Genomic Sequencing: Overcoming Challenges to a Bright Future
Whole genome sequencing (WGS) and whole exome sequencing (WES), which sequences only the protein-coding regions of the genome, have already begun to transform clinical medicine. They are being used to home in on the causes of rare and undiagnosed genetic diseases, determine appropriate cancer treatments for a given tumor, and match drugs and doses to an individual’s genomic makeup. But as WGS takes on greater relevance in the clinic, it is increasingly important to consider the benefits and challenges of this technology.
Currently, the technology used for genome sequencing requires scientists to fragment the DNA into thousands of small pieces—“short reads”—that are then sequenced in parallel. After aligning the fragments to a human reference sequence, algorithms determine the patient’s consensus sequence. Next, scientists compare the patient’s DNA to the human reference sequence using a variety of computational tools that vary widely in their speed, strengths and limitations. This “variant calling” provides a list of the 3 to 3.5 million positions where individuals differ from the reference, with about 100,000 of these variants being very rare or novel.
Various aspects of each step in the process generate downstream consequences. First, short fragments can be misaligned when they exactly match more than one genomic region. Second, the ability to identify genetic variants is highly dependent on the depth of coverage, or the number of sequence reads that line up at each position in the genome. Compared with WES, WGS is generally expected to provide improved coverage of certain genomic regions, such as introns and other noncoding regions that are associated with disease risk and drug response. However, in a recent study published in JAMA,1 we found that while WGS coverage is fairly high, there is still incomplete coverage of some important inherited disease genes. Finally, while variant calling algorithms often reliably identify single nucleotide variants, we and others have found that they are less consistent when it comes to identifying insertions, deletions, and larger variations (i.e., copy number variants or structural variants). This is a notable limitation, as these types of variants are often particularly important in genetic diseases.

++++++++++++++++++++

● Tasks for this exercise:
- A) Return the passage of the genomic sequencing article between "Genomic Sequencing: Overcoming" and "of this technology.", inclusive.
- B) In the genomic sequencing article, how many positions does variant calling find where individuals differ from the reference?
- C) Write what comes next in the genomic sequencing article, picking up after its final sentence.
The lines after this point are separate material, apart from the genomic sequencing article.

++++++++++++++++++++

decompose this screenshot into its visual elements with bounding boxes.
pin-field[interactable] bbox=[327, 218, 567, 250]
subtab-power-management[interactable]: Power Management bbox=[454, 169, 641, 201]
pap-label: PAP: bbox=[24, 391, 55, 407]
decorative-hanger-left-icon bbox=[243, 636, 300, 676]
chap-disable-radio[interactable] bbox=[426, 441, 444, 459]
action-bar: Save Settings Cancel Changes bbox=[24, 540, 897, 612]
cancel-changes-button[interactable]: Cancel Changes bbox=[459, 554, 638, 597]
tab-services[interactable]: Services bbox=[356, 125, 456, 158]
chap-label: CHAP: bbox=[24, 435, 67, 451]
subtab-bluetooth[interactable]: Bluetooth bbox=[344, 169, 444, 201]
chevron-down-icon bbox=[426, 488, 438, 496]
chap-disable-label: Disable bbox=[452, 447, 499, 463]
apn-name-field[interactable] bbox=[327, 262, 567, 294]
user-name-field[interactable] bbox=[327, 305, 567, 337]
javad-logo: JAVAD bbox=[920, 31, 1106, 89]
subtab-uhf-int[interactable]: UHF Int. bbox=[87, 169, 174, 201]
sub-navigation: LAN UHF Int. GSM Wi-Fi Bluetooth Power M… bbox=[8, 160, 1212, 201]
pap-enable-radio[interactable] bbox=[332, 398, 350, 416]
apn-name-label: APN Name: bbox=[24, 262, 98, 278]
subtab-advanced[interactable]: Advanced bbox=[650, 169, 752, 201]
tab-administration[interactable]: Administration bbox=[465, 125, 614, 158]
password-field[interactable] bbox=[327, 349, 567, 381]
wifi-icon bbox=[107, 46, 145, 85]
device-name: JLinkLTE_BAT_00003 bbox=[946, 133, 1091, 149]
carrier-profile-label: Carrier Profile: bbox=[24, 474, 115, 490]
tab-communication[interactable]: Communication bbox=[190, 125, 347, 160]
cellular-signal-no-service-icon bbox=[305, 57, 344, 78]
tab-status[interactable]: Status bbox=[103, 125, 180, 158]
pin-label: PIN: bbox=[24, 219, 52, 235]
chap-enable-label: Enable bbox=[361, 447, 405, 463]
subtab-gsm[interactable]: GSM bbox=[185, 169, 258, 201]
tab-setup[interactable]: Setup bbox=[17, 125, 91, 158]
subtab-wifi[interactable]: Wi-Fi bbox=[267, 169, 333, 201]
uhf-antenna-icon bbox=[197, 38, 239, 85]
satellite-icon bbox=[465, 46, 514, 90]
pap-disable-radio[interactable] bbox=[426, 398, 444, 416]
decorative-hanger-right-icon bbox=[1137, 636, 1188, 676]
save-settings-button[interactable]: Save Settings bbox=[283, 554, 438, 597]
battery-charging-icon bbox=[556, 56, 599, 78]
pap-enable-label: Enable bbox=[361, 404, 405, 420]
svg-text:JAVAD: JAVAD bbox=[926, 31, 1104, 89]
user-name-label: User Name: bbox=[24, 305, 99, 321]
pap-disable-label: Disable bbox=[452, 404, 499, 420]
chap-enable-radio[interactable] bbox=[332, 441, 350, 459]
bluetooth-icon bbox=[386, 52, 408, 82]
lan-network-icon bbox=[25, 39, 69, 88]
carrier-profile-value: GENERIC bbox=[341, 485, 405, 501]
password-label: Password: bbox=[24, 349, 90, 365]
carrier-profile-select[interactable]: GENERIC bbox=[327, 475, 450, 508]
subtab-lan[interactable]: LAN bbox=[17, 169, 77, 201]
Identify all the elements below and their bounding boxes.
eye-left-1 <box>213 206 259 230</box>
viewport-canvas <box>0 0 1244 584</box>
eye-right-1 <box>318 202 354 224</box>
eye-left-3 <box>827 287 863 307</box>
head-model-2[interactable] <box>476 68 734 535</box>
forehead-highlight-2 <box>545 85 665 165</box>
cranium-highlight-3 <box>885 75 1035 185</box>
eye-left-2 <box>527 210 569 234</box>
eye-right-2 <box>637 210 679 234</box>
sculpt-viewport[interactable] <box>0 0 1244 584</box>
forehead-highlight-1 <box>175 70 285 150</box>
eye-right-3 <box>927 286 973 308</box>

++++++++++++++++++++

● Results in order:
- A)
Genomic Sequencing: Overcoming Challenges to a Bright Future
Whole genome sequencing (WGS) and whole exome sequencing (WES), which sequences only the protein-coding regions of the genome, have already begun to transform clinical medicine. They are being used to home in on the causes of rare and undiagnosed genetic diseases, determine appropriate cancer treatments for a given tumor, and match drugs and doses to an individual’s genomic makeup. But as WGS takes on greater relevance in the clinic, it is increasingly important to consider the benefits and challenges of this technology.

- B) 3 to 3.5 million positions

- C)
Determining which variants matter for disease risk is also nontrivial. In the JAMA paper, we used automated variant annotation to help prioritize variants most likely to be impactful. We found that 50 to 100 variants per person (fewer in the undiagnosed diseases context) typically merit manual review to determine their implications for disease. Manually evaluating these candidate variants takes an average of 50 minutes of curation time. One challenge is that available information is often conflicting or limited. For instance, while specific variants may be present in variant databases, several studies have found that these databases contain high error rates, with up to 25 percent of variants incorrectly categorized as disease causing when in fact they may be common benign variants.2
Each of these technical, computational and interpretation challenges is currently being addressed. Advances in sequencing technology, such as long read sequencing, should allow identification of larger types of variations while also reducing errors in alignment and assembly. Incomplete coverage of specific genomic regions can be targeted with orthogonal approaches. And improved curated variant databases will greatly assist with variant assessment and the interpretation bottleneck in clinical WGS.
WGS thus has a very bright future. Clinical WES has already demonstrated a diagnostic yield of approximately 30 percent—a sensitivity higher than many routinely used genetic tests.3 As sequencing becomes more accessible and reliable, knowledge of disease-gene relationships expand, and bioinformatics algorithms improve, our ability to interpret WGS in any context will rapidly advance.
The information presented represents the author’s own views and does not necessarily represent the views of Stanford Hospital and Clinics, Lucile Packard Children’s Hospital and/or Stanford University or its affiliates.
The author would like to thank Dr. Euan Ashley and Rachel Goldfeder for their helpful commentary on this editorial.
1. Dewey, FE, Grove, MG, Pan, C, et al. Clinical interpretation and implications of whole genome sequencing. JAMA, 2014. 311(10):1035-1044. doi:10.1001/ jama.2014.1717
2. Bell CJ, Dinwiddie DL, Miller NA, et al. Carrier testing for severe childhood recessive diseases by next-generation sequencing. Sci Transl Med. 2011 Jan 12;3 (65):65ra4. doi: 10.1126/scitranslmed. 3001756.
3. Yang Y, Muzny DM, Reid JG, et al. Clinical whole-exome sequencing for the diagnosis of mendelian disorders. N Engl J Med 2013;369:1502-1511.